__Zadanie do wykonania__
Skopiuj wszystkie poniższe rekordy w całości, zachowując każdy wiersz bez najmniejszej zmiany.

__Dane__
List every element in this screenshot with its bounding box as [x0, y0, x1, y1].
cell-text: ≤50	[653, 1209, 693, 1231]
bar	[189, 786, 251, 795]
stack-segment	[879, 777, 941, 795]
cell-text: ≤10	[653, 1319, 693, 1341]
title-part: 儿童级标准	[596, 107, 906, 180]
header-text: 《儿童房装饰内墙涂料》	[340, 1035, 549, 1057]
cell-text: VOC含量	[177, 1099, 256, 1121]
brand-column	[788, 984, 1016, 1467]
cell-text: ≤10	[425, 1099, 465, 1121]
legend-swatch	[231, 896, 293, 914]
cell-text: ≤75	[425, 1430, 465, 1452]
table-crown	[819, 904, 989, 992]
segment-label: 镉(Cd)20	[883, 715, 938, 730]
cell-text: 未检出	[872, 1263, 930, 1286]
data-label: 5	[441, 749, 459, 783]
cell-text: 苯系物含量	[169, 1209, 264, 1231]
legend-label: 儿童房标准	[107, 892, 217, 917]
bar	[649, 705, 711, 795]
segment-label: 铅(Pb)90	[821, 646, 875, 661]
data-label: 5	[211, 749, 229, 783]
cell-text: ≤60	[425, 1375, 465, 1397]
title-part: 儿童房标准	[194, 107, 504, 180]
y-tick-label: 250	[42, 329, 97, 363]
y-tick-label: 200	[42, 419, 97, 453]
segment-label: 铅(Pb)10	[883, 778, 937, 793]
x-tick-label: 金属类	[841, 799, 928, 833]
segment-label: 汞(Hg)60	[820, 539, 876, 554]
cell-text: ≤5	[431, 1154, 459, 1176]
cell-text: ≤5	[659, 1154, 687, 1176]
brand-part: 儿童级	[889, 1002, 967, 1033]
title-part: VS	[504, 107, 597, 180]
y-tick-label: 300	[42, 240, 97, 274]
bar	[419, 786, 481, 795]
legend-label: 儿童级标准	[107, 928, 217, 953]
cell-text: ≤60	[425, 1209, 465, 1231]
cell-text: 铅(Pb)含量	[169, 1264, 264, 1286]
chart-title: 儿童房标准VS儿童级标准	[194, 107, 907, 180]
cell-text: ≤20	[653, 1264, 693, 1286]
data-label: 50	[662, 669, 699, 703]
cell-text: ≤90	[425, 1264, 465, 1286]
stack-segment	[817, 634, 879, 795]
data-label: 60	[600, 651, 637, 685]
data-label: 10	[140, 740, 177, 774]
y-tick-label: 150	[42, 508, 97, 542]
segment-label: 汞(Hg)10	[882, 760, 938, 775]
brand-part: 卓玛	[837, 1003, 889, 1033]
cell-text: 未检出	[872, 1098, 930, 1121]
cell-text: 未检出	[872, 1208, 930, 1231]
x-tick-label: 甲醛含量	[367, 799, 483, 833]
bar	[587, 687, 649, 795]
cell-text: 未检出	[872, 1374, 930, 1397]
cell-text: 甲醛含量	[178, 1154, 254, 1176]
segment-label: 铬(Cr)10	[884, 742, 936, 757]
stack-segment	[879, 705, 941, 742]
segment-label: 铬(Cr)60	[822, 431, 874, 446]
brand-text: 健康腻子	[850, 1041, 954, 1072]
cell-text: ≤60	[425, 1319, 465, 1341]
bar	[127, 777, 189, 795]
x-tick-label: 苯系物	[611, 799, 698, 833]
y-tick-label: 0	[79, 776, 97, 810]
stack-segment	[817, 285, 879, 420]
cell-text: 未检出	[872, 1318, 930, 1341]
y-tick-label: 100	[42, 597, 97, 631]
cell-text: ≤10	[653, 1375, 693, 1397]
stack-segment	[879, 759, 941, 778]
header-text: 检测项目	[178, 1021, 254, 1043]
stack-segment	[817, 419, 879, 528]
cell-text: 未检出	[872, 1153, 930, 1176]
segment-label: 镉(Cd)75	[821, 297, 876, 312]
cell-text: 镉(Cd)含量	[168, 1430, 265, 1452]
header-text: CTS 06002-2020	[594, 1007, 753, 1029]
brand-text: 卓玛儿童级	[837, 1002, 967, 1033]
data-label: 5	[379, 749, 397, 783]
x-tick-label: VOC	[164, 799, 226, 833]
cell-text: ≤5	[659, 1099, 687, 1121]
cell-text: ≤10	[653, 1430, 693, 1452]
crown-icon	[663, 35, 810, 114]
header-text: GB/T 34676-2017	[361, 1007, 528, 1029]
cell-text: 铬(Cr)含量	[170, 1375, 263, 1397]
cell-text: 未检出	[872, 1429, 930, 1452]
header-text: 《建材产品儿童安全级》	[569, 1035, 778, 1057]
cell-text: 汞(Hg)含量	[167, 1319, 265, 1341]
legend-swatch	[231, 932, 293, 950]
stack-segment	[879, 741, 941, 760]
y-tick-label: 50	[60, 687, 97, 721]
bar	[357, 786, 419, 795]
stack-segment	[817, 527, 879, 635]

__Odpowiedź__
List every element in this screenshot with its bounding box as [x0, y0, x1, y1].
cell-text: ≤50	[653, 1209, 693, 1231]
bar	[189, 786, 251, 795]
stack-segment	[879, 777, 941, 795]
cell-text: ≤10	[653, 1319, 693, 1341]
title-part: 儿童级标准	[596, 107, 906, 180]
header-text: 《儿童房装饰内墙涂料》	[340, 1035, 549, 1057]
cell-text: VOC含量	[177, 1099, 256, 1121]
brand-column	[788, 984, 1016, 1467]
cell-text: ≤10	[425, 1099, 465, 1121]
legend-swatch	[231, 896, 293, 914]
cell-text: ≤75	[425, 1430, 465, 1452]
table-crown	[819, 904, 989, 992]
segment-label: 镉(Cd)20	[883, 715, 938, 730]
cell-text: 未检出	[872, 1263, 930, 1286]
data-label: 5	[441, 749, 459, 783]
cell-text: 苯系物含量	[169, 1209, 264, 1231]
legend-label: 儿童房标准	[107, 892, 217, 917]
bar	[649, 705, 711, 795]
segment-label: 铅(Pb)90	[821, 646, 875, 661]
data-label: 5	[211, 749, 229, 783]
cell-text: ≤60	[425, 1375, 465, 1397]
title-part: 儿童房标准	[194, 107, 504, 180]
y-tick-label: 250	[42, 329, 97, 363]
y-tick-label: 200	[42, 419, 97, 453]
segment-label: 铅(Pb)10	[883, 778, 937, 793]
x-tick-label: 金属类	[841, 799, 928, 833]
segment-label: 汞(Hg)60	[820, 539, 876, 554]
cell-text: ≤5	[431, 1154, 459, 1176]
cell-text: ≤5	[659, 1154, 687, 1176]
brand-part: 儿童级	[889, 1002, 967, 1033]
title-part: VS	[504, 107, 597, 180]
y-tick-label: 300	[42, 240, 97, 274]
bar	[419, 786, 481, 795]
legend-label: 儿童级标准	[107, 928, 217, 953]
cell-text: ≤60	[425, 1209, 465, 1231]
cell-text: 铅(Pb)含量	[169, 1264, 264, 1286]
chart-title: 儿童房标准VS儿童级标准	[194, 107, 907, 180]
cell-text: ≤20	[653, 1264, 693, 1286]
data-label: 50	[662, 669, 699, 703]
cell-text: ≤90	[425, 1264, 465, 1286]
stack-segment	[817, 634, 879, 795]
data-label: 60	[600, 651, 637, 685]
data-label: 10	[140, 740, 177, 774]
y-tick-label: 150	[42, 508, 97, 542]
segment-label: 汞(Hg)10	[882, 760, 938, 775]
brand-part: 卓玛	[837, 1003, 889, 1033]
cell-text: 未检出	[872, 1098, 930, 1121]
cell-text: 未检出	[872, 1208, 930, 1231]
x-tick-label: 甲醛含量	[367, 799, 483, 833]
bar	[587, 687, 649, 795]
cell-text: 未检出	[872, 1374, 930, 1397]
cell-text: 甲醛含量	[178, 1154, 254, 1176]
segment-label: 铬(Cr)10	[884, 742, 936, 757]
stack-segment	[879, 705, 941, 742]
segment-label: 铬(Cr)60	[822, 431, 874, 446]
brand-text: 健康腻子	[850, 1041, 954, 1072]
cell-text: ≤60	[425, 1319, 465, 1341]
bar	[127, 777, 189, 795]
x-tick-label: 苯系物	[611, 799, 698, 833]
y-tick-label: 0	[79, 776, 97, 810]
stack-segment	[817, 285, 879, 420]
cell-text: 未检出	[872, 1318, 930, 1341]
y-tick-label: 100	[42, 597, 97, 631]
cell-text: ≤10	[653, 1375, 693, 1397]
stack-segment	[879, 759, 941, 778]
header-text: 检测项目	[178, 1021, 254, 1043]
stack-segment	[817, 419, 879, 528]
cell-text: 未检出	[872, 1153, 930, 1176]
segment-label: 镉(Cd)75	[821, 297, 876, 312]
cell-text: 镉(Cd)含量	[168, 1430, 265, 1452]
header-text: CTS 06002-2020	[594, 1007, 753, 1029]
brand-text: 卓玛儿童级	[837, 1002, 967, 1033]
data-label: 5	[379, 749, 397, 783]
x-tick-label: VOC	[164, 799, 226, 833]
cell-text: ≤5	[659, 1099, 687, 1121]
cell-text: ≤10	[653, 1430, 693, 1452]
crown-icon	[663, 35, 810, 114]
header-text: GB/T 34676-2017	[361, 1007, 528, 1029]
cell-text: 铬(Cr)含量	[170, 1375, 263, 1397]
cell-text: 未检出	[872, 1429, 930, 1452]
header-text: 《建材产品儿童安全级》	[569, 1035, 778, 1057]
cell-text: 汞(Hg)含量	[167, 1319, 265, 1341]
legend-swatch	[231, 932, 293, 950]
stack-segment	[879, 741, 941, 760]
y-tick-label: 50	[60, 687, 97, 721]
bar	[357, 786, 419, 795]
stack-segment	[817, 527, 879, 635]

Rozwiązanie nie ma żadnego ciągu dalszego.